=== Work to do ===
Reproduce the material word for word, from its very first line through the line containing "star-icon: ★ bbox=[675, 460, 706, 500]", including both ends.

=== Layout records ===
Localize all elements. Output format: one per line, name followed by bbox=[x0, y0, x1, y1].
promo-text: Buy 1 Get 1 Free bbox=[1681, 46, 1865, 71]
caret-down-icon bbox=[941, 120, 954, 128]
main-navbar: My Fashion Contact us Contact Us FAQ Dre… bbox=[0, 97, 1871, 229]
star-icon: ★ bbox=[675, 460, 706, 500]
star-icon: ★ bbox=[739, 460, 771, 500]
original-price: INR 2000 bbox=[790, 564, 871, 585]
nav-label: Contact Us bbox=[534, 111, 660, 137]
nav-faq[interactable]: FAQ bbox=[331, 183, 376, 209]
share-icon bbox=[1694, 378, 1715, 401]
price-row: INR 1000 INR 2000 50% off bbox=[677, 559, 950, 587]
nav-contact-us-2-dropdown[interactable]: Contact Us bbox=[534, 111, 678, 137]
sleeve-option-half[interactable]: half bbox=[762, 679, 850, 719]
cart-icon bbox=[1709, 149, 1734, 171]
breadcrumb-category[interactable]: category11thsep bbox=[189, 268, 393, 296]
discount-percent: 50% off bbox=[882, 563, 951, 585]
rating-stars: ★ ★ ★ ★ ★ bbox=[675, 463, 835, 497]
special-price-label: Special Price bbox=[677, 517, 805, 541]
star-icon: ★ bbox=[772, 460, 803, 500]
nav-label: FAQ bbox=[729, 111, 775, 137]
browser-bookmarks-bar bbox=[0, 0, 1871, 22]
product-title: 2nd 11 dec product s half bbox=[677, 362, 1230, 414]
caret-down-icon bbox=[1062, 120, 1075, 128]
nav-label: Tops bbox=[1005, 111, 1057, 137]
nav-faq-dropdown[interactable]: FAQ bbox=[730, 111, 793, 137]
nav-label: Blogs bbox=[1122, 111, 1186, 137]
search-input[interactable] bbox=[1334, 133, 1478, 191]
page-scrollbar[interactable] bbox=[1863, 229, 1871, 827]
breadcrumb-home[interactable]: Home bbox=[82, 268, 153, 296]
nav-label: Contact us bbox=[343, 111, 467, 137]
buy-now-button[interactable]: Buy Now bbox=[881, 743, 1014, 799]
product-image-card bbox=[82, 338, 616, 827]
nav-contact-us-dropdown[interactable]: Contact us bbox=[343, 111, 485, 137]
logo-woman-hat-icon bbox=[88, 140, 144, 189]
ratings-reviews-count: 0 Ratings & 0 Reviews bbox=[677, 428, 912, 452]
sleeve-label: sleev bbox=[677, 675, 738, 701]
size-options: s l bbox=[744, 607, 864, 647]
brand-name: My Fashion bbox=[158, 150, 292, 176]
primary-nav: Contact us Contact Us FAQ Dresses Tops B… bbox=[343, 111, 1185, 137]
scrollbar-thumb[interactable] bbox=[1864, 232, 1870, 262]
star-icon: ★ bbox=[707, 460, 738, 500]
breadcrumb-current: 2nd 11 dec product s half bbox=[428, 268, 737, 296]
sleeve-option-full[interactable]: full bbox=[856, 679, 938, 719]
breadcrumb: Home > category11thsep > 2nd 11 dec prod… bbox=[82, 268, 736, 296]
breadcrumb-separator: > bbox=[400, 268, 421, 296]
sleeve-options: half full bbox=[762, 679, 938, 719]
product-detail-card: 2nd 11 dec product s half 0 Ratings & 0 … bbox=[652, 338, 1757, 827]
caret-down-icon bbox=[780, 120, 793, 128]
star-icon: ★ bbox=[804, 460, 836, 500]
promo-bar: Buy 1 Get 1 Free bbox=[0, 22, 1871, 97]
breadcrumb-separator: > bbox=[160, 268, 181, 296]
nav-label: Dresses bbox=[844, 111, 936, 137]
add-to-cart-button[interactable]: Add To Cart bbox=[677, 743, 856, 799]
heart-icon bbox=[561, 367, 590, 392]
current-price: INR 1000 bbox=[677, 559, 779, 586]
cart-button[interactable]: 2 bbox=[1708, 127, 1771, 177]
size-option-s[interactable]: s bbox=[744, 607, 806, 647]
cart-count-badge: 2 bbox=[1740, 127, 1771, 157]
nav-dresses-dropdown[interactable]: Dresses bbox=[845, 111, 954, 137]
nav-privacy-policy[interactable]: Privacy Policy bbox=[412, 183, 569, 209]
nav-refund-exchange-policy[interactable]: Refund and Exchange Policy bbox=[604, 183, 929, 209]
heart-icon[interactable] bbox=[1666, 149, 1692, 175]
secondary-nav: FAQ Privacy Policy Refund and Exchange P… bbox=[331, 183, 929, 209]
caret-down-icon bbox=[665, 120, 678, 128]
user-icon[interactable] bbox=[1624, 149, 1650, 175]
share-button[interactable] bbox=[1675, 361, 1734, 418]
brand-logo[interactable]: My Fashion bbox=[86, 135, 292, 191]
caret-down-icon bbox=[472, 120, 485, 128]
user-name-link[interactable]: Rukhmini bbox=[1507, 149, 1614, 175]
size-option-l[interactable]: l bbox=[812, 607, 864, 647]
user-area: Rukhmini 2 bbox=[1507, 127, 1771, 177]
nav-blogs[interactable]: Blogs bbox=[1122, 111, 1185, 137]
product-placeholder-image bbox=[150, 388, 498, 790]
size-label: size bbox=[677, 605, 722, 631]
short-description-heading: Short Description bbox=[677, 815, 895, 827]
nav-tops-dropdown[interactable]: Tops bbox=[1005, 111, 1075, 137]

=== Written answer ===
Localize all elements. Output format: one per line, name followed by bbox=[x0, y0, x1, y1].
promo-text: Buy 1 Get 1 Free bbox=[1681, 46, 1865, 71]
caret-down-icon bbox=[941, 120, 954, 128]
main-navbar: My Fashion Contact us Contact Us FAQ Dre… bbox=[0, 97, 1871, 229]
star-icon: ★ bbox=[675, 460, 706, 500]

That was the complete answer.